STATED GOAL: From the listing below, pull each line that includes "Israelis".

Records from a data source
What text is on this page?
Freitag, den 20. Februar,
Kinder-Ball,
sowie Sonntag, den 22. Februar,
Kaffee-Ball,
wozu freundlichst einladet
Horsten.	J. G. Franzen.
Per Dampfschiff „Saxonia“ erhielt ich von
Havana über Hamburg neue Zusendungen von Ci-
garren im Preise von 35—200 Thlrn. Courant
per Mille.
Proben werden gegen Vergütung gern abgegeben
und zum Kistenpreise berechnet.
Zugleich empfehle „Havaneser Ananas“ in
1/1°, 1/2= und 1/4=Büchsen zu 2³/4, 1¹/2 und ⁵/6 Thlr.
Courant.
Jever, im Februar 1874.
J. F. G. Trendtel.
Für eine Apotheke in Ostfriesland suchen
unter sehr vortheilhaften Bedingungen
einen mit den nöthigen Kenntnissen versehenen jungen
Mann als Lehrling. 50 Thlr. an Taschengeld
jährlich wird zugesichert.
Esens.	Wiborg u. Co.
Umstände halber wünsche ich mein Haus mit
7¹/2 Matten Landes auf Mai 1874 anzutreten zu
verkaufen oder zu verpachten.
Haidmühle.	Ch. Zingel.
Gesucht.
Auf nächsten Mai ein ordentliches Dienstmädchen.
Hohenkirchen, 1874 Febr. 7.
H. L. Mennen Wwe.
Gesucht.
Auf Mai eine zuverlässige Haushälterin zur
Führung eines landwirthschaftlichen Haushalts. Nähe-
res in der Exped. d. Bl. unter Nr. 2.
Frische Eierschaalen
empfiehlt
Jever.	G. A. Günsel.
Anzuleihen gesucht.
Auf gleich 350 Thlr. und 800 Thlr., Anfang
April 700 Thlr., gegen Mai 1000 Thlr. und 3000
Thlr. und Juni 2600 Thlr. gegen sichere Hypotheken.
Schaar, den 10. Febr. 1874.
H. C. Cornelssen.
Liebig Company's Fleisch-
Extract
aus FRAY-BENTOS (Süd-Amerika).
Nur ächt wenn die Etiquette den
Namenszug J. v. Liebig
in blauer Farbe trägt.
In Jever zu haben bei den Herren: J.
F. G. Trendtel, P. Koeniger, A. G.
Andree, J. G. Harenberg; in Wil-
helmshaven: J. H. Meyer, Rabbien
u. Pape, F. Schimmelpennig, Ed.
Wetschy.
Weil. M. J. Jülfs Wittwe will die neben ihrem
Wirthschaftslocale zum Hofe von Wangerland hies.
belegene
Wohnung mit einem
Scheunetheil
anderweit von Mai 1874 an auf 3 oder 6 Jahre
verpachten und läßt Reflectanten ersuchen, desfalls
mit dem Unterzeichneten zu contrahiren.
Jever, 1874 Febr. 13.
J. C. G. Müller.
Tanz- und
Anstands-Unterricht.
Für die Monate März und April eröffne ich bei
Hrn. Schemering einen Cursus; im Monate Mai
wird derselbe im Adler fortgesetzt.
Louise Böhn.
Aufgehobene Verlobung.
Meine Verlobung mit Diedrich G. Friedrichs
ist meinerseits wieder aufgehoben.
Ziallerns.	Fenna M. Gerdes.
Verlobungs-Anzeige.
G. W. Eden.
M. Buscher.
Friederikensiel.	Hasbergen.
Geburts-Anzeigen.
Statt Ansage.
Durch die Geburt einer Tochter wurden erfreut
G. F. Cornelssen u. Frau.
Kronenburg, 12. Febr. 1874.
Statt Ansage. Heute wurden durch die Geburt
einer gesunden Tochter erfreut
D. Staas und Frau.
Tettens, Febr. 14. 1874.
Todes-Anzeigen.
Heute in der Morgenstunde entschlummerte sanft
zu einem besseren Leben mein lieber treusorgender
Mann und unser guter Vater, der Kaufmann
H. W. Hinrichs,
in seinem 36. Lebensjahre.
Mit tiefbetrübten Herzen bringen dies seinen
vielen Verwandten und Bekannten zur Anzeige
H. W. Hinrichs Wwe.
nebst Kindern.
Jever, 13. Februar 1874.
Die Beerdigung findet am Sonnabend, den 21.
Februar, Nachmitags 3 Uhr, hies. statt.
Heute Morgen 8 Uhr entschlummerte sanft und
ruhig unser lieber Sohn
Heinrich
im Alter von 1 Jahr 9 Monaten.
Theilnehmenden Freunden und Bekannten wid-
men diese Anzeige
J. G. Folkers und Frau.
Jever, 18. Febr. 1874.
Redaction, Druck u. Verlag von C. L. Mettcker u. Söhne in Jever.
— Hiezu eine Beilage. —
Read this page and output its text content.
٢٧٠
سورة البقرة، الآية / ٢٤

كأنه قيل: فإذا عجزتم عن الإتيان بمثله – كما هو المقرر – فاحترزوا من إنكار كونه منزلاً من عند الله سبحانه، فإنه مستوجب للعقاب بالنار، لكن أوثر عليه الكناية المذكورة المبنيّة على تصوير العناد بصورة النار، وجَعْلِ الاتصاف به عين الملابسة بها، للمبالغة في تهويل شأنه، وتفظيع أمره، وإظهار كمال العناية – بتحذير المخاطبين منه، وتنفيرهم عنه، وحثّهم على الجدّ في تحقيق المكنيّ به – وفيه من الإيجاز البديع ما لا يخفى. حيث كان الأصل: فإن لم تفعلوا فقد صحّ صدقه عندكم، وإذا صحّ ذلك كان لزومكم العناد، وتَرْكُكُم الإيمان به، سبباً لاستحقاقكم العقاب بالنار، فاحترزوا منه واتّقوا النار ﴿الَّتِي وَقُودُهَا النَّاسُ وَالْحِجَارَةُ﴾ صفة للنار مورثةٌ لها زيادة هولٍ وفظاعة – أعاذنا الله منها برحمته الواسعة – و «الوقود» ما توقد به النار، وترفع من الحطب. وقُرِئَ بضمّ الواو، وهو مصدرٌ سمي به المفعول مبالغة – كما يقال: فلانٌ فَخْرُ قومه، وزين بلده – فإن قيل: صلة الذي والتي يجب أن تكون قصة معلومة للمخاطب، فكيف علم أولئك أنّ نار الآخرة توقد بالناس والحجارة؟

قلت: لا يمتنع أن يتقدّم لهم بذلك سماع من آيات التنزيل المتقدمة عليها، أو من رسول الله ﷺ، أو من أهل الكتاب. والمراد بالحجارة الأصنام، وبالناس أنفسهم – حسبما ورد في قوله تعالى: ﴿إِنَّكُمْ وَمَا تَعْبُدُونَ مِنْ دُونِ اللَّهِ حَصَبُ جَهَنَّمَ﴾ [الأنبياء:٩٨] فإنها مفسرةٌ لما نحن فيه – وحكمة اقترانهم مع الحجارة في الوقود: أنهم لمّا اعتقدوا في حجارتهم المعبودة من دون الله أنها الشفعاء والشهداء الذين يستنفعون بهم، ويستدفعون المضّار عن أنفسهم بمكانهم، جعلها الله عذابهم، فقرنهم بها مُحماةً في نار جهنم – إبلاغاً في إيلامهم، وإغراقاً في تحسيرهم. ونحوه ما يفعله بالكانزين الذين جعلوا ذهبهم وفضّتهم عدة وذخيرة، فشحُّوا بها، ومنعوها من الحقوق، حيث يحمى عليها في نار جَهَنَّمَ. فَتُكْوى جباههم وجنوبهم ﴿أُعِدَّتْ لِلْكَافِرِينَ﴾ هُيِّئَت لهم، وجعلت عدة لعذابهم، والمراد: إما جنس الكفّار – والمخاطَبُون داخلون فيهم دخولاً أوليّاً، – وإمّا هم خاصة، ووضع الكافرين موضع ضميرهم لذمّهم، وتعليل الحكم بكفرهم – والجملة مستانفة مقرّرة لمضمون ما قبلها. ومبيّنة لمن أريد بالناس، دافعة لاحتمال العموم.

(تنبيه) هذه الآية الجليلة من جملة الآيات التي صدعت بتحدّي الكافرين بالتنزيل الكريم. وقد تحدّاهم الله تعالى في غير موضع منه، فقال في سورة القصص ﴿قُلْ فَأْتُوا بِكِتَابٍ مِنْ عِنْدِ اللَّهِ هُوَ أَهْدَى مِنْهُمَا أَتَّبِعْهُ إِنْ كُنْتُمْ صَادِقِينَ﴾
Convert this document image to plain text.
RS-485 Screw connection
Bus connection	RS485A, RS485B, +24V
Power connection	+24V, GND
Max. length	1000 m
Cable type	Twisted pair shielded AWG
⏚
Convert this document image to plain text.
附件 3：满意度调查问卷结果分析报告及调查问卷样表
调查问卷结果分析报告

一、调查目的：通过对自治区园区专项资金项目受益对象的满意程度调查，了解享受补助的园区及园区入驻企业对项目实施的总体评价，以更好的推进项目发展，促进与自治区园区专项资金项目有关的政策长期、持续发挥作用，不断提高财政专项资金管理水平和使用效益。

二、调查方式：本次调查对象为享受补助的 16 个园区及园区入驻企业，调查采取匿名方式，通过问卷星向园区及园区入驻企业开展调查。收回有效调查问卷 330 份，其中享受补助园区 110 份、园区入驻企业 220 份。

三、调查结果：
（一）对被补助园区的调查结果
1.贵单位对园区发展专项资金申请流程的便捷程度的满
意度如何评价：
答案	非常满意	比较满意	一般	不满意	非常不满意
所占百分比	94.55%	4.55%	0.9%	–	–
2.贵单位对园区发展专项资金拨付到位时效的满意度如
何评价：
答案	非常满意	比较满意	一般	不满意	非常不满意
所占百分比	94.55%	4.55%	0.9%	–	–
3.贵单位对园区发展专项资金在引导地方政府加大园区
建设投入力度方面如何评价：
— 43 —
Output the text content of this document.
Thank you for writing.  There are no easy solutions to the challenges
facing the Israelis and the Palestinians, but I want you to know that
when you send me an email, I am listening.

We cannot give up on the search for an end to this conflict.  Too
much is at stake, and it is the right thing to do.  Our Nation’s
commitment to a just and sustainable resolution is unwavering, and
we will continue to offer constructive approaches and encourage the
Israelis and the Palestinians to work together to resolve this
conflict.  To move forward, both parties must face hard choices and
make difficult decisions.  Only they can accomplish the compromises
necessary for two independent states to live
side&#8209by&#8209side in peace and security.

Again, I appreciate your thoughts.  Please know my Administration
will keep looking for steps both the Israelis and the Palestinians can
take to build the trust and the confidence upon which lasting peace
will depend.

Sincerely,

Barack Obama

ANSWER TO THIS PROBLEM:
facing the Israelis and the Palestinians, but I want you to know that
Israelis and the Palestinians to work together to resolve this
will keep looking for steps both the Israelis and the Palestinians can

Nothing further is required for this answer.